(Records from a collection of figures)
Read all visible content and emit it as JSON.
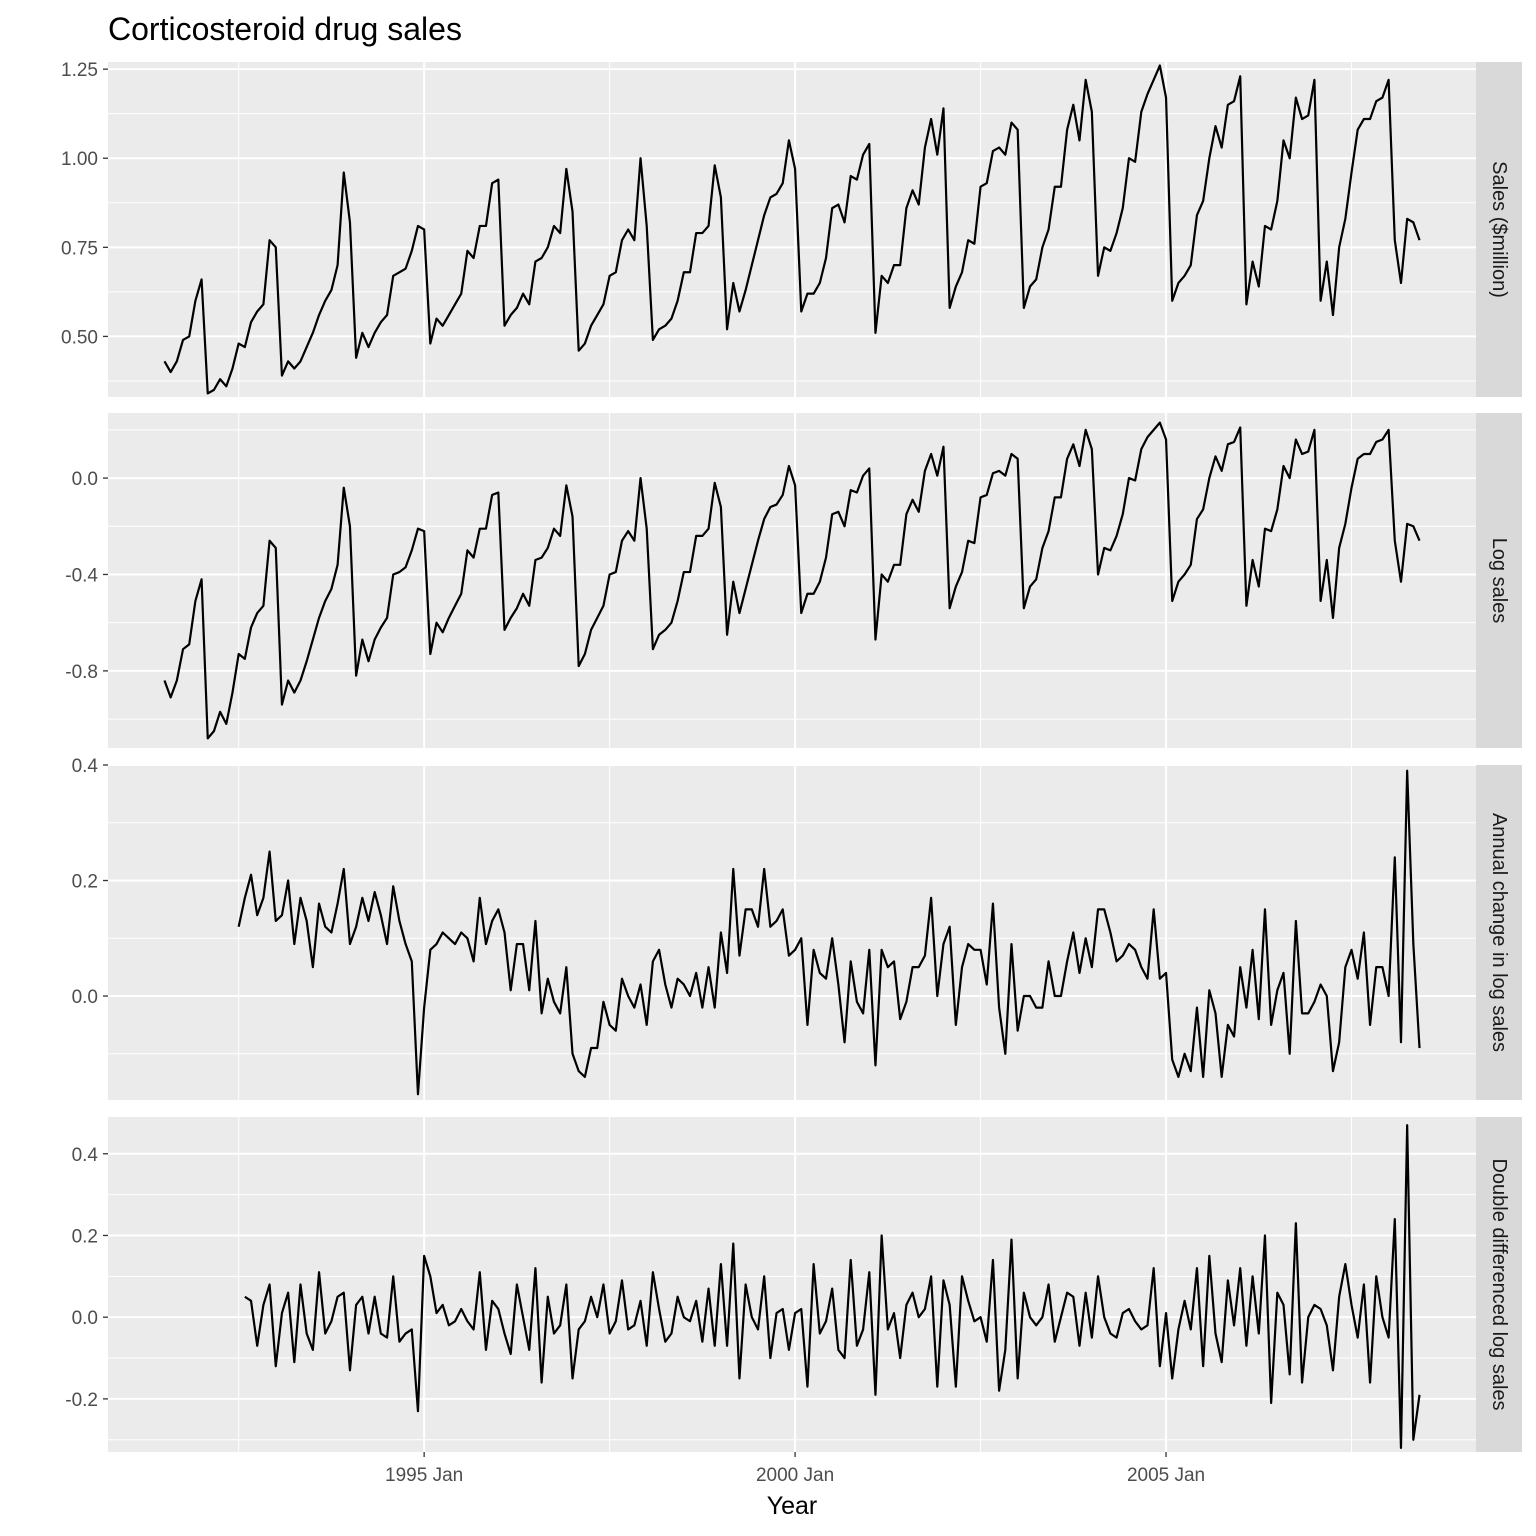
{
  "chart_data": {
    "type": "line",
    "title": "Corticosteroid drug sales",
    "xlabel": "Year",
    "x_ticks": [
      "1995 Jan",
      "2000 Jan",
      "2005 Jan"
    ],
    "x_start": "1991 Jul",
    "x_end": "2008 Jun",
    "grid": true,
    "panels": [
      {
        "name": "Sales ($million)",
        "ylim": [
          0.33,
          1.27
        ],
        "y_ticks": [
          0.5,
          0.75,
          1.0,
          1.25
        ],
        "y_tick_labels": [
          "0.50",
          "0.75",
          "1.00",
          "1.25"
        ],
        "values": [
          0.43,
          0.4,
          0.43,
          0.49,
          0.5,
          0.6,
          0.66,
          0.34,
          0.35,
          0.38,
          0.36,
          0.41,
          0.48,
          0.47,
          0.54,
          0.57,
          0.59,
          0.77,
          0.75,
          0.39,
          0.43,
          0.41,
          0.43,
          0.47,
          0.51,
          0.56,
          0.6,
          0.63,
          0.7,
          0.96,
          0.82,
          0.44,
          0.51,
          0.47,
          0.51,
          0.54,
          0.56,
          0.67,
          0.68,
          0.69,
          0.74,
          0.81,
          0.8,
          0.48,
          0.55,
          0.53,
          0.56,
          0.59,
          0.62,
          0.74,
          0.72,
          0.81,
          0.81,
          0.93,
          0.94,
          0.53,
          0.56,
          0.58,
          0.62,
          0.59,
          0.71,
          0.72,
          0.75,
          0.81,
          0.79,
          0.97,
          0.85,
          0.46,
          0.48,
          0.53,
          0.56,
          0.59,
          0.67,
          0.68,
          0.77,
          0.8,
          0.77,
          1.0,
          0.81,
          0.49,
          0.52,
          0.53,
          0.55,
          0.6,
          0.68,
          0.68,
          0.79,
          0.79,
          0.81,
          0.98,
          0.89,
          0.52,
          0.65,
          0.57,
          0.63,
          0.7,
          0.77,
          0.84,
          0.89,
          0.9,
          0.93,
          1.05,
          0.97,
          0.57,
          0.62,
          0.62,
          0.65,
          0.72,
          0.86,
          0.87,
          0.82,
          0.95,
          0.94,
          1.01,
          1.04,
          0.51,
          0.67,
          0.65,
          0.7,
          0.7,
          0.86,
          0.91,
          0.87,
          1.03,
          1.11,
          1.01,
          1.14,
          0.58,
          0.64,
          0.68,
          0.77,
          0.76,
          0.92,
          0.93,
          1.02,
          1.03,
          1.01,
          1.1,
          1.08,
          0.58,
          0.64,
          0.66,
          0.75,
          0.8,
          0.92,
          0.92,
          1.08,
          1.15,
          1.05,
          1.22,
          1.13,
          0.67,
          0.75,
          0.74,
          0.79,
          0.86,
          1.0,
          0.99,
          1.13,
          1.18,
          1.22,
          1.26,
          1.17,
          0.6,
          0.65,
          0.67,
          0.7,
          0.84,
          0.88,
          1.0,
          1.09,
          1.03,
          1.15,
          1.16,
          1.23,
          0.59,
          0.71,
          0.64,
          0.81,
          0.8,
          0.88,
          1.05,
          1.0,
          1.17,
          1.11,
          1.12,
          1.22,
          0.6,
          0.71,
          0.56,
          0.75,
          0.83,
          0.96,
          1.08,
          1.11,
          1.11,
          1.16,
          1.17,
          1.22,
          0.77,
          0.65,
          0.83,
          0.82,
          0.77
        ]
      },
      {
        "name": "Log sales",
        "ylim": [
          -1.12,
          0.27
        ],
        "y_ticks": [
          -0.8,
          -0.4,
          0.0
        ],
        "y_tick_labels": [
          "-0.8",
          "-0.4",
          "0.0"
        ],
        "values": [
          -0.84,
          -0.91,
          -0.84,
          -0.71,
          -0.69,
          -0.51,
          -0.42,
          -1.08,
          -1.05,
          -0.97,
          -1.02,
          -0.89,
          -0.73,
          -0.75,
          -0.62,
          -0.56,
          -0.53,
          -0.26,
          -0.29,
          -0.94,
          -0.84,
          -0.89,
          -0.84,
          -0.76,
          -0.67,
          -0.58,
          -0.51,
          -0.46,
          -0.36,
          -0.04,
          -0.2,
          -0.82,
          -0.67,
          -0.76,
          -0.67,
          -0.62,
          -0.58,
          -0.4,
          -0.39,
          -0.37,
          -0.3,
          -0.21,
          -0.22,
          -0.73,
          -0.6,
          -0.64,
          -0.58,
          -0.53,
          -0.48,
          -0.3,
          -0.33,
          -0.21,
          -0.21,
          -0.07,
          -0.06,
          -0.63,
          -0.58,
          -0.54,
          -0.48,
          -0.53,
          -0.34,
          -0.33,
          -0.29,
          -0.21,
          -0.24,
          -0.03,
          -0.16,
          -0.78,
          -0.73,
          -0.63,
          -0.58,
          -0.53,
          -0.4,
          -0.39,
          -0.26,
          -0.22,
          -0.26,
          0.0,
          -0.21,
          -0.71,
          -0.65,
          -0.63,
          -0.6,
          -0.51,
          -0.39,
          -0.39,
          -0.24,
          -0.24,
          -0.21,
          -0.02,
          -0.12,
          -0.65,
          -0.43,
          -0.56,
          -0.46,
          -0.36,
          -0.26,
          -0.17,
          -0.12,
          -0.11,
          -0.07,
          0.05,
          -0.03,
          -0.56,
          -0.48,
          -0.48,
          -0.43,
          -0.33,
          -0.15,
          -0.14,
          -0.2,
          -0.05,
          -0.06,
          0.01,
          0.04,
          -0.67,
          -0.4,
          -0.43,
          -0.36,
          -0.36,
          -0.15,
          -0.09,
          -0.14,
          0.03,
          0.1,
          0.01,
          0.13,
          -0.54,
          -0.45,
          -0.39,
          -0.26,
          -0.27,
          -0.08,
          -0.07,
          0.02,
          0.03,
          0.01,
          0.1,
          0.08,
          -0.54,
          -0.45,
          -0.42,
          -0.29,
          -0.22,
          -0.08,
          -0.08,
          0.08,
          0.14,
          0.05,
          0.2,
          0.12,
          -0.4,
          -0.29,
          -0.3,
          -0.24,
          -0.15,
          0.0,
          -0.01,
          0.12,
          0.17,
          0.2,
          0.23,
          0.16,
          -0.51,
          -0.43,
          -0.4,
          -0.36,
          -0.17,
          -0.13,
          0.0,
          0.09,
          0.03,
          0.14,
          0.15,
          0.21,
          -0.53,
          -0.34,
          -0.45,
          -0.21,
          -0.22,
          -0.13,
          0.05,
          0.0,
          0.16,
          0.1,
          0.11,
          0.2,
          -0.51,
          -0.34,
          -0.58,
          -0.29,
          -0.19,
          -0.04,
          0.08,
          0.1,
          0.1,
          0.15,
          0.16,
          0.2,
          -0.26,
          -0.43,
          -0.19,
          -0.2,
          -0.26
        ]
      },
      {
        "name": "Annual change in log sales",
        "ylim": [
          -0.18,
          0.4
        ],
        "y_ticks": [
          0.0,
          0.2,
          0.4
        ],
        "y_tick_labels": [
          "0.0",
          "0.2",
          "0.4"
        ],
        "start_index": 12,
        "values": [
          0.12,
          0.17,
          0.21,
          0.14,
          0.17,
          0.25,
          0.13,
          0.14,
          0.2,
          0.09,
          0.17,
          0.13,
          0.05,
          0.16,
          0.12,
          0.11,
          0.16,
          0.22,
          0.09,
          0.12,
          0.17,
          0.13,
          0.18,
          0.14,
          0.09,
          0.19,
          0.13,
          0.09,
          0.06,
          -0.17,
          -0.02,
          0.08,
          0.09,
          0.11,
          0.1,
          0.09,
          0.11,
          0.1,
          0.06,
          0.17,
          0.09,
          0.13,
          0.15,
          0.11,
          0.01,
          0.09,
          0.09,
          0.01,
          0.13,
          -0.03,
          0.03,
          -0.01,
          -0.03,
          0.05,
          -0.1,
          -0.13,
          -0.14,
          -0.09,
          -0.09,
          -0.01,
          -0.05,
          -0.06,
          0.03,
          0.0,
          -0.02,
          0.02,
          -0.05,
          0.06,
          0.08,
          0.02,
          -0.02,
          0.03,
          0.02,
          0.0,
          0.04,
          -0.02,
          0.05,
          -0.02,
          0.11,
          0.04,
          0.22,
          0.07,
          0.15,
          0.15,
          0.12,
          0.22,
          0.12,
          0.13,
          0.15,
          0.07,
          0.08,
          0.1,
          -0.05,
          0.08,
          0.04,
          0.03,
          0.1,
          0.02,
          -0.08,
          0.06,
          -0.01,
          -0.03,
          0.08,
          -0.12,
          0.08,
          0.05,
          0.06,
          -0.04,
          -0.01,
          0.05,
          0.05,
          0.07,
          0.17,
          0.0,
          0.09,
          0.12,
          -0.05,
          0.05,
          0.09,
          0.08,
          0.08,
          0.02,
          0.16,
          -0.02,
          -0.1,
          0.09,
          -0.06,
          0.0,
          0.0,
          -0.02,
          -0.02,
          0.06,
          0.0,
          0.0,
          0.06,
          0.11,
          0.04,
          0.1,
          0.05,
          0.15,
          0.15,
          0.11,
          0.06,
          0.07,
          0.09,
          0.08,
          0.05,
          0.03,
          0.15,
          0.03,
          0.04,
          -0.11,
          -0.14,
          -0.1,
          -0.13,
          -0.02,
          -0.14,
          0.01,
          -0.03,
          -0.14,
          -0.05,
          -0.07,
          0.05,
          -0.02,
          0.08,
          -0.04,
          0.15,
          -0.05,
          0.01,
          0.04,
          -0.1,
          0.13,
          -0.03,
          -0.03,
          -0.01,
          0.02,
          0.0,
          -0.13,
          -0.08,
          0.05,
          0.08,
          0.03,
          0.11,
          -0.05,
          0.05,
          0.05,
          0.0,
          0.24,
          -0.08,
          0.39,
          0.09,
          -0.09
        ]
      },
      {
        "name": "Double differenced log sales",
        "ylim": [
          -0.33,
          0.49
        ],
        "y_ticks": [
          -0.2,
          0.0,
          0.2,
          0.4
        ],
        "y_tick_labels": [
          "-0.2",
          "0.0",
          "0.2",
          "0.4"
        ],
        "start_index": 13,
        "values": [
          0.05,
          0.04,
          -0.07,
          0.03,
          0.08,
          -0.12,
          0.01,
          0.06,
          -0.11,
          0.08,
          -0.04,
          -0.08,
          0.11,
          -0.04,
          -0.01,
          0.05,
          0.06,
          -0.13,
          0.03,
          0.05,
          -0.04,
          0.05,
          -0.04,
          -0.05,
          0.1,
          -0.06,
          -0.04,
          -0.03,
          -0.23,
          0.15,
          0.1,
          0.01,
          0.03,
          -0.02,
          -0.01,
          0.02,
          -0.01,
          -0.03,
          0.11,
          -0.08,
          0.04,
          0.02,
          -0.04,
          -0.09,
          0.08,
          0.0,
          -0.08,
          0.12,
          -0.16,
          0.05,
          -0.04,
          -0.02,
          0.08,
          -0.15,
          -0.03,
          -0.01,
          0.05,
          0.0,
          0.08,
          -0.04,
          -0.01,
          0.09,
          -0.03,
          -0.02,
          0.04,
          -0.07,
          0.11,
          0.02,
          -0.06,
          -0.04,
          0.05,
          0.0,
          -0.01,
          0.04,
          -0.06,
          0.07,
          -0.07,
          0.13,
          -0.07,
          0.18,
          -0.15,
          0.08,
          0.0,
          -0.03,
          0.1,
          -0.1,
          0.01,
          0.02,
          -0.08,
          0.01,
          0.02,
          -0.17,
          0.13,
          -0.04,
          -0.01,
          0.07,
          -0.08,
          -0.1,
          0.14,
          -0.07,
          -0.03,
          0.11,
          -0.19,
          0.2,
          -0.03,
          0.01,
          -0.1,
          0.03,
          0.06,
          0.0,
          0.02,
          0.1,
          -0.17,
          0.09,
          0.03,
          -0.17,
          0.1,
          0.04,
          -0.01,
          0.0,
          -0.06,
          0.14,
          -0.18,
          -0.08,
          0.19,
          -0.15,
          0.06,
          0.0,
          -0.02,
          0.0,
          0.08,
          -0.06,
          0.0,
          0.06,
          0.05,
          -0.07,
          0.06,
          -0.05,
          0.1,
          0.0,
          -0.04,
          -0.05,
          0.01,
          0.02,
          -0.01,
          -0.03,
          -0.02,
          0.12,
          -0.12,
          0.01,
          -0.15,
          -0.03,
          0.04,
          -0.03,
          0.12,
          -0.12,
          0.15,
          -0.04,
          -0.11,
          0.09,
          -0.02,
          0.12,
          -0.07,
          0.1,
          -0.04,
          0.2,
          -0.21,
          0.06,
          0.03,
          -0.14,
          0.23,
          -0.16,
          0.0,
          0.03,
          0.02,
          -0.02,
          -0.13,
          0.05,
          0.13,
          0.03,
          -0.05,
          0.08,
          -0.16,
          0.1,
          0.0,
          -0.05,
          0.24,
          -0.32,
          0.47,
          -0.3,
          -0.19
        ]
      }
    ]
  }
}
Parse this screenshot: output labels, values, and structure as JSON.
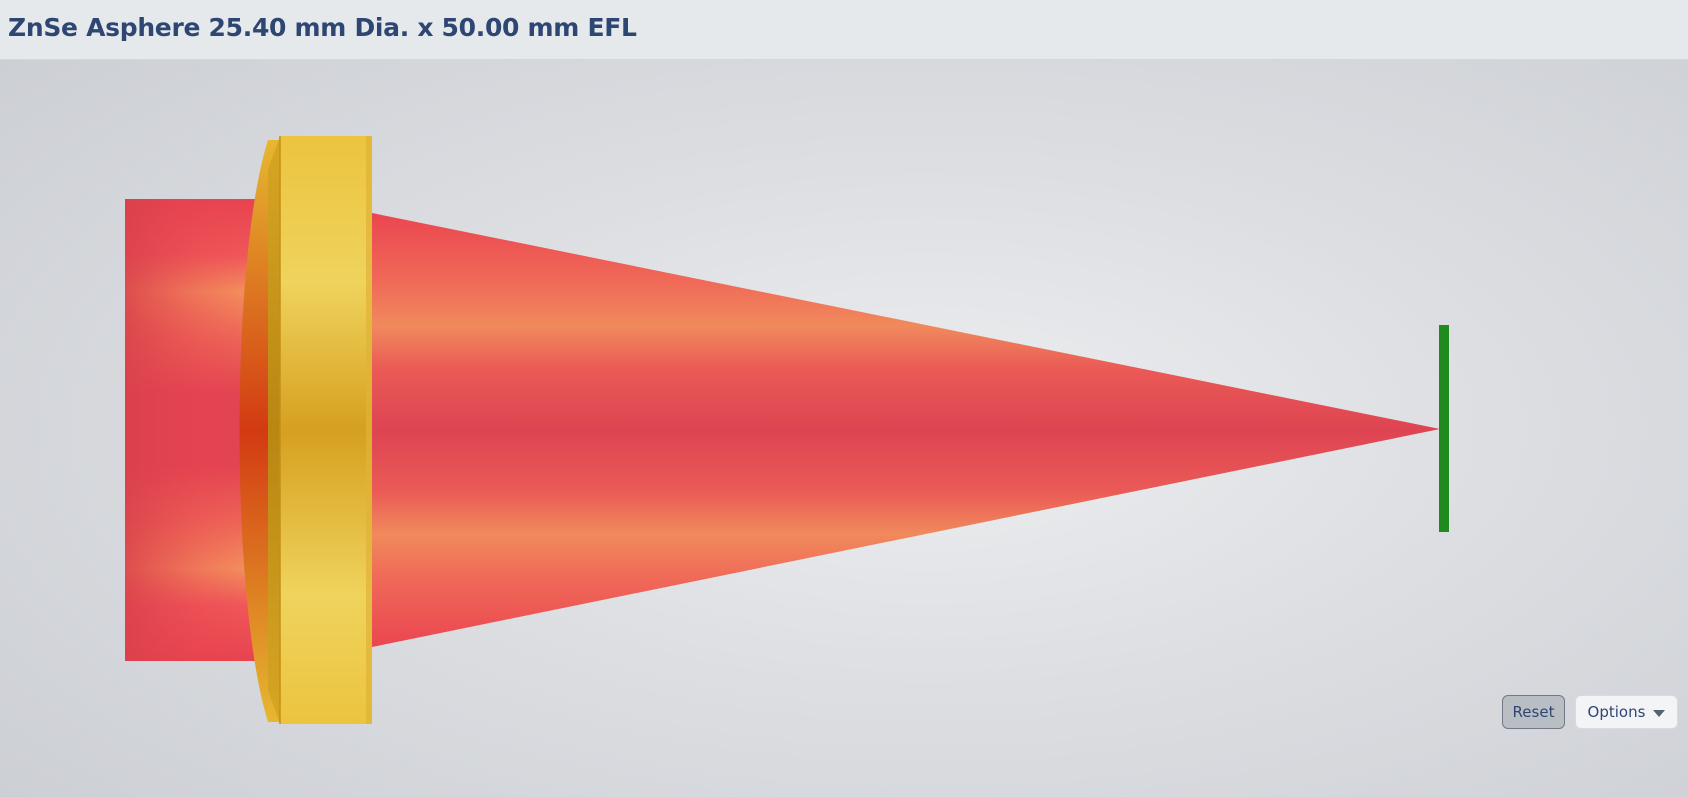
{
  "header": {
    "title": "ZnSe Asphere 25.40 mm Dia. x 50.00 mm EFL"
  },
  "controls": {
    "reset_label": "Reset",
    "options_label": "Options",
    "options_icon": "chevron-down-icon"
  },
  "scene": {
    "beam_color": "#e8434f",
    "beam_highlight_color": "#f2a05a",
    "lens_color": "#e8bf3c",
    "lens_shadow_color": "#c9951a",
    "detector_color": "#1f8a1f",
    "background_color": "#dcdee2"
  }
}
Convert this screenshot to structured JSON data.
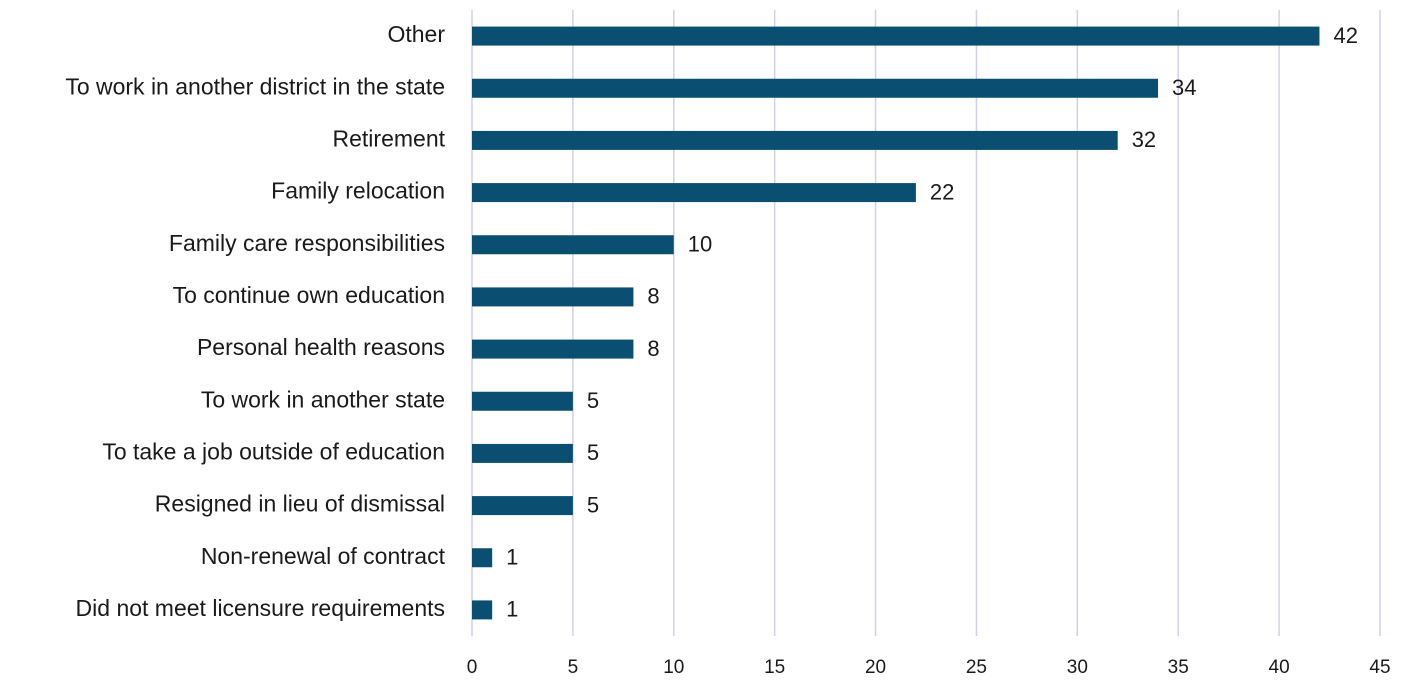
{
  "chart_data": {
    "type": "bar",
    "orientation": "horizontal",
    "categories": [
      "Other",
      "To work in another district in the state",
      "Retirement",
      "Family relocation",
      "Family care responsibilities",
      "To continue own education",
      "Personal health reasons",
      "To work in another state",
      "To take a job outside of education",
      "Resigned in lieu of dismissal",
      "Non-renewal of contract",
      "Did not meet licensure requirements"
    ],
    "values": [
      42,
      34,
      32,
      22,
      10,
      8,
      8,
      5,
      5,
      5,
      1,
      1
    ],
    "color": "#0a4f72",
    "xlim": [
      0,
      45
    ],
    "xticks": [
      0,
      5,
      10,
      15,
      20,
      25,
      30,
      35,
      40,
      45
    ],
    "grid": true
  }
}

EXERCISE TASK:
Pick out the lines above that hold the string "title" and show them.

RESPONSE TO THIS EXERCISE:
    "title": "Corticosteroid drug sales",
    "title": "ZnSe Asphere 25.40 mm Dia. x 50.00 mm EFL"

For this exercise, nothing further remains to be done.